AIM OF THE TASK>
Print every record below exactly as written.

DATASET RECORDS>
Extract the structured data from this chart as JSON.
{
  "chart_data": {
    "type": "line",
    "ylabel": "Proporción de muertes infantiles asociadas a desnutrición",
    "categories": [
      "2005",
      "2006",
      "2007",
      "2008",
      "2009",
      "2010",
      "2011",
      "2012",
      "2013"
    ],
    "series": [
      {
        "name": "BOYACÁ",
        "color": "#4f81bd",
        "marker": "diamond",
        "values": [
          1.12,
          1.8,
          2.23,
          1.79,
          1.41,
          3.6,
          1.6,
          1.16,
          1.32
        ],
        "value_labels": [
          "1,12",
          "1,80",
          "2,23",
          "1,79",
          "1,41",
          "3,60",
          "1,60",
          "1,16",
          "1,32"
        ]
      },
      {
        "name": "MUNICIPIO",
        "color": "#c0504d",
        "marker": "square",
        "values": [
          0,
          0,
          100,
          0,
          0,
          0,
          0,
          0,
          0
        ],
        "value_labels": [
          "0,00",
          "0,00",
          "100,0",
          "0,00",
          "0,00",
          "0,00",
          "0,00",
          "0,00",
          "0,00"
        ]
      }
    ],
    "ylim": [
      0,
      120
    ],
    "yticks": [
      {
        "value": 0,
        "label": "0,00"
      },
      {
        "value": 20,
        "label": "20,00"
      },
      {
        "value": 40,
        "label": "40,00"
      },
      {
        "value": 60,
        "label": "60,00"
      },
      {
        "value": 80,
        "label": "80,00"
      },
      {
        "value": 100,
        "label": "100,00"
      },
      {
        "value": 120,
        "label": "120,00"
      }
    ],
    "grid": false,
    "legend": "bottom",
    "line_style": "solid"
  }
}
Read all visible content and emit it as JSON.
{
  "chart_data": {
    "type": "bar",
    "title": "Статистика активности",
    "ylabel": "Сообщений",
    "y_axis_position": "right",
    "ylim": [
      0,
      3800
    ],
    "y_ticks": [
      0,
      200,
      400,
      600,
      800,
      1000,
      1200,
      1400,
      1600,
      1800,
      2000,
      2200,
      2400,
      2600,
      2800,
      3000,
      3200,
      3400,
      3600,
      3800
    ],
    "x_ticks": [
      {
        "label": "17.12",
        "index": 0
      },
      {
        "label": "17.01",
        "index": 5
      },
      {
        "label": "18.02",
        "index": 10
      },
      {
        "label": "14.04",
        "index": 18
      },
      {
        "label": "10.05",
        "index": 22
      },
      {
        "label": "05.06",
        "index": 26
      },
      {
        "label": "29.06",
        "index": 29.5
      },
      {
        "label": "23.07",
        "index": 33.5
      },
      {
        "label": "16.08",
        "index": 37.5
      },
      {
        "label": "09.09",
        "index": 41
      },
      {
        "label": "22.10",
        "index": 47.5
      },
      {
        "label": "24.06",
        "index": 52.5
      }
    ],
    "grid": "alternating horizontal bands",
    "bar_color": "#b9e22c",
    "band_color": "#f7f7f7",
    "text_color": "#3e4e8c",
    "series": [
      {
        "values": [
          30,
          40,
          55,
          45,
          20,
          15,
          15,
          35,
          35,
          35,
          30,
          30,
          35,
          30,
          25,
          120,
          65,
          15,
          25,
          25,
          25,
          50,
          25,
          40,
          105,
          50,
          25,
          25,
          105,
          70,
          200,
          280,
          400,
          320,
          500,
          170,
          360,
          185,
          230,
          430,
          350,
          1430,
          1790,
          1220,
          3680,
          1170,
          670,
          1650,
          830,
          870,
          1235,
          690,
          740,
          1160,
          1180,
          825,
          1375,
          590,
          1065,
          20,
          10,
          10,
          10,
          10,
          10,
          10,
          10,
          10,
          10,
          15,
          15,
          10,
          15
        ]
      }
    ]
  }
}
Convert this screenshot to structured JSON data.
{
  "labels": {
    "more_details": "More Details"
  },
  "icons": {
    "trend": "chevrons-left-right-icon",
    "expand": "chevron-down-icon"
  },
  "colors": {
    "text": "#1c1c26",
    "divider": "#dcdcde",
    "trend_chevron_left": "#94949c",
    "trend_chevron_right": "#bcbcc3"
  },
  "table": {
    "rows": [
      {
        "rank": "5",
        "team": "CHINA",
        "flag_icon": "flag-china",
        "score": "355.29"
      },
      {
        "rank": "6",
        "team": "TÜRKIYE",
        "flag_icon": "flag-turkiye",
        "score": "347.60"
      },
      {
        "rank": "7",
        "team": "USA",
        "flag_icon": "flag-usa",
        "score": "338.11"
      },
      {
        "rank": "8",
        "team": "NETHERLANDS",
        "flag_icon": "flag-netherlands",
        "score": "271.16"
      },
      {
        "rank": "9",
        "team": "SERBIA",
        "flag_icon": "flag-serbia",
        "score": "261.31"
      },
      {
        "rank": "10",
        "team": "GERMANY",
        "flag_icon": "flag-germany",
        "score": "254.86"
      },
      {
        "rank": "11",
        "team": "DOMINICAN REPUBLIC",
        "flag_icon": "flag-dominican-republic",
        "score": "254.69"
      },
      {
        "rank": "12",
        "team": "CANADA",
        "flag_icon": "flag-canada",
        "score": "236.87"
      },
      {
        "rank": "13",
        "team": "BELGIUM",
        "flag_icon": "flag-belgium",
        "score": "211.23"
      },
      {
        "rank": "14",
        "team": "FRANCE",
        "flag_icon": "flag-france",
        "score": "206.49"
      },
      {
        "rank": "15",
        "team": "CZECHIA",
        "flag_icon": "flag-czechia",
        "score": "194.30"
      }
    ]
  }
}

TASK RESULT>
Extract the structured data from this chart as JSON.
{
  "chart_data": {
    "type": "line",
    "ylabel": "Proporción de muertes infantiles asociadas a desnutrición",
    "categories": [
      "2005",
      "2006",
      "2007",
      "2008",
      "2009",
      "2010",
      "2011",
      "2012",
      "2013"
    ],
    "series": [
      {
        "name": "BOYACÁ",
        "color": "#4f81bd",
        "marker": "diamond",
        "values": [
          1.12,
          1.8,
          2.23,
          1.79,
          1.41,
          3.6,
          1.6,
          1.16,
          1.32
        ],
        "value_labels": [
          "1,12",
          "1,80",
          "2,23",
          "1,79",
          "1,41",
          "3,60",
          "1,60",
          "1,16",
          "1,32"
        ]
      },
      {
        "name": "MUNICIPIO",
        "color": "#c0504d",
        "marker": "square",
        "values": [
          0,
          0,
          100,
          0,
          0,
          0,
          0,
          0,
          0
        ],
        "value_labels": [
          "0,00",
          "0,00",
          "100,0",
          "0,00",
          "0,00",
          "0,00",
          "0,00",
          "0,00",
          "0,00"
        ]
      }
    ],
    "ylim": [
      0,
      120
    ],
    "yticks": [
      {
        "value": 0,
        "label": "0,00"
      },
      {
        "value": 20,
        "label": "20,00"
      },
      {
        "value": 40,
        "label": "40,00"
      },
      {
        "value": 60,
        "label": "60,00"
      },
      {
        "value": 80,
        "label": "80,00"
      },
      {
        "value": 100,
        "label": "100,00"
      },
      {
        "value": 120,
        "label": "120,00"
      }
    ],
    "grid": false,
    "legend": "bottom",
    "line_style": "solid"
  }
}
Read all visible content and emit it as JSON.
{
  "chart_data": {
    "type": "bar",
    "title": "Статистика активности",
    "ylabel": "Сообщений",
    "y_axis_position": "right",
    "ylim": [
      0,
      3800
    ],
    "y_ticks": [
      0,
      200,
      400,
      600,
      800,
      1000,
      1200,
      1400,
      1600,
      1800,
      2000,
      2200,
      2400,
      2600,
      2800,
      3000,
      3200,
      3400,
      3600,
      3800
    ],
    "x_ticks": [
      {
        "label": "17.12",
        "index": 0
      },
      {
        "label": "17.01",
        "index": 5
      },
      {
        "label": "18.02",
        "index": 10
      },
      {
        "label": "14.04",
        "index": 18
      },
      {
        "label": "10.05",
        "index": 22
      },
      {
        "label": "05.06",
        "index": 26
      },
      {
        "label": "29.06",
        "index": 29.5
      },
      {
        "label": "23.07",
        "index": 33.5
      },
      {
        "label": "16.08",
        "index": 37.5
      },
      {
        "label": "09.09",
        "index": 41
      },
      {
        "label": "22.10",
        "index": 47.5
      },
      {
        "label": "24.06",
        "index": 52.5
      }
    ],
    "grid": "alternating horizontal bands",
    "bar_color": "#b9e22c",
    "band_color": "#f7f7f7",
    "text_color": "#3e4e8c",
    "series": [
      {
        "values": [
          30,
          40,
          55,
          45,
          20,
          15,
          15,
          35,
          35,
          35,
          30,
          30,
          35,
          30,
          25,
          120,
          65,
          15,
          25,
          25,
          25,
          50,
          25,
          40,
          105,
          50,
          25,
          25,
          105,
          70,
          200,
          280,
          400,
          320,
          500,
          170,
          360,
          185,
          230,
          430,
          350,
          1430,
          1790,
          1220,
          3680,
          1170,
          670,
          1650,
          830,
          870,
          1235,
          690,
          740,
          1160,
          1180,
          825,
          1375,
          590,
          1065,
          20,
          10,
          10,
          10,
          10,
          10,
          10,
          10,
          10,
          10,
          15,
          15,
          10,
          15
        ]
      }
    ]
  }
}
Convert this screenshot to structured JSON data.
{
  "labels": {
    "more_details": "More Details"
  },
  "icons": {
    "trend": "chevrons-left-right-icon",
    "expand": "chevron-down-icon"
  },
  "colors": {
    "text": "#1c1c26",
    "divider": "#dcdcde",
    "trend_chevron_left": "#94949c",
    "trend_chevron_right": "#bcbcc3"
  },
  "table": {
    "rows": [
      {
        "rank": "5",
        "team": "CHINA",
        "flag_icon": "flag-china",
        "score": "355.29"
      },
      {
        "rank": "6",
        "team": "TÜRKIYE",
        "flag_icon": "flag-turkiye",
        "score": "347.60"
      },
      {
        "rank": "7",
        "team": "USA",
        "flag_icon": "flag-usa",
        "score": "338.11"
      },
      {
        "rank": "8",
        "team": "NETHERLANDS",
        "flag_icon": "flag-netherlands",
        "score": "271.16"
      },
      {
        "rank": "9",
        "team": "SERBIA",
        "flag_icon": "flag-serbia",
        "score": "261.31"
      },
      {
        "rank": "10",
        "team": "GERMANY",
        "flag_icon": "flag-germany",
        "score": "254.86"
      },
      {
        "rank": "11",
        "team": "DOMINICAN REPUBLIC",
        "flag_icon": "flag-dominican-republic",
        "score": "254.69"
      },
      {
        "rank": "12",
        "team": "CANADA",
        "flag_icon": "flag-canada",
        "score": "236.87"
      },
      {
        "rank": "13",
        "team": "BELGIUM",
        "flag_icon": "flag-belgium",
        "score": "211.23"
      },
      {
        "rank": "14",
        "team": "FRANCE",
        "flag_icon": "flag-france",
        "score": "206.49"
      },
      {
        "rank": "15",
        "team": "CZECHIA",
        "flag_icon": "flag-czechia",
        "score": "194.30"
      }
    ]
  }
}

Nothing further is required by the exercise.